-- begin Record excerpts --

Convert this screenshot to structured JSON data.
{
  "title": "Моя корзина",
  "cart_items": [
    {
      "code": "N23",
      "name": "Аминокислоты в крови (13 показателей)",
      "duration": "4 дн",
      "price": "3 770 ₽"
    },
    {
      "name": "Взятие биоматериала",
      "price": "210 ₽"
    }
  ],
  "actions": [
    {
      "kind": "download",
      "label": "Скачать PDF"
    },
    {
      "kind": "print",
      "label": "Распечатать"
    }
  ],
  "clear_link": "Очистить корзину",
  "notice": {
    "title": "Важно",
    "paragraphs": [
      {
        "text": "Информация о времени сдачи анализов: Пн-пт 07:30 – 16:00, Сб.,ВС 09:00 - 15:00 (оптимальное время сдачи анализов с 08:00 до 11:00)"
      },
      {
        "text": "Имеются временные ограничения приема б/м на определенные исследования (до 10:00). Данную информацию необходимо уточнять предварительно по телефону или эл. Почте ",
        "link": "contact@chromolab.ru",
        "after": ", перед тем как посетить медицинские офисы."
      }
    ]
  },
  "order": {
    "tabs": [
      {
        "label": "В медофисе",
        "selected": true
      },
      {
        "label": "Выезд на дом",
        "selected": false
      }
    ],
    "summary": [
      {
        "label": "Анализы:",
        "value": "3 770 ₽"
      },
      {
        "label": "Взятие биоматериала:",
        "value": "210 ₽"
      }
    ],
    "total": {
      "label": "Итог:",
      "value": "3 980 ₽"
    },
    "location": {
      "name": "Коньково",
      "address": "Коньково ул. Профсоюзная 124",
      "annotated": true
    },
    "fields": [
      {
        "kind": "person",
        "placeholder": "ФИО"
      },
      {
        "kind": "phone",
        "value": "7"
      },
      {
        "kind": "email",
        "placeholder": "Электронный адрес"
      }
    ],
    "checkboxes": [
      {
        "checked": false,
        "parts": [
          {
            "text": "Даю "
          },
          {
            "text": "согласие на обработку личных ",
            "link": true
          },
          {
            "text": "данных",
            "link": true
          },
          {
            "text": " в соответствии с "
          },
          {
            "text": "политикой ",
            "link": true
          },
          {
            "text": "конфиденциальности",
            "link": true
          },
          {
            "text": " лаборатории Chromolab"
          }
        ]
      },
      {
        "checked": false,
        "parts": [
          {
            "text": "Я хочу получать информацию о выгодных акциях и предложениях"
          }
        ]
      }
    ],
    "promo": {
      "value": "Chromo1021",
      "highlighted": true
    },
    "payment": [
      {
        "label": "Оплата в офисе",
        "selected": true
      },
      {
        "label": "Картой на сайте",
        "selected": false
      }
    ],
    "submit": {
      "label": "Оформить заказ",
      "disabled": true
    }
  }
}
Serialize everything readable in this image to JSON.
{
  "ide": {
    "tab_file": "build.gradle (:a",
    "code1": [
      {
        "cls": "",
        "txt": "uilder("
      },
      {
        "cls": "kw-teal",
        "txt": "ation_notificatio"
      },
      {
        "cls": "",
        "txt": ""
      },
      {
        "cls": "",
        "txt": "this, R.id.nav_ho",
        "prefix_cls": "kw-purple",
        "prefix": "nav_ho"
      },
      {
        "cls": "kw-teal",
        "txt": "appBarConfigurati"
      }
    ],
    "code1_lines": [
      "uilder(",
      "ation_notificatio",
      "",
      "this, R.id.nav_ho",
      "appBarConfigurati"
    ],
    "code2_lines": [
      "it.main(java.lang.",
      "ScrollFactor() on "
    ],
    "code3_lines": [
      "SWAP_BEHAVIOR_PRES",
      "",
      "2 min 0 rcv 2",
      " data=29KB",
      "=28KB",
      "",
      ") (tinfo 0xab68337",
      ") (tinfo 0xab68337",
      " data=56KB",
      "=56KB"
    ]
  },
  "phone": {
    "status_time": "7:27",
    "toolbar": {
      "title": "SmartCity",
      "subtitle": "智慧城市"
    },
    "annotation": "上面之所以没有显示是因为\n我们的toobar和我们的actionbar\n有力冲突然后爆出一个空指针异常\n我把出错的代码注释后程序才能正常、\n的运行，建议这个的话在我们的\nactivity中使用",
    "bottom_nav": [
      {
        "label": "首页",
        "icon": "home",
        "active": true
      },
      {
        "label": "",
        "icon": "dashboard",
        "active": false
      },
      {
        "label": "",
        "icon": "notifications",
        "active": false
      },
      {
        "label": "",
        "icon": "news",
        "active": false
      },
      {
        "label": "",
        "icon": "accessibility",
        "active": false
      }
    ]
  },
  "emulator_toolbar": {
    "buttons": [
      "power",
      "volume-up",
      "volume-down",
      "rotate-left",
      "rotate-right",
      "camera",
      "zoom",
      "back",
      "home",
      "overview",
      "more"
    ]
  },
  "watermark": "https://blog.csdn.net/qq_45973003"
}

-- end Record excerpts --

What is being asked: Extract all lines that hold the word "Взятие".

Exercise response:
      "name": "Взятие биоматериала",
        "label": "Взятие биоматериала:",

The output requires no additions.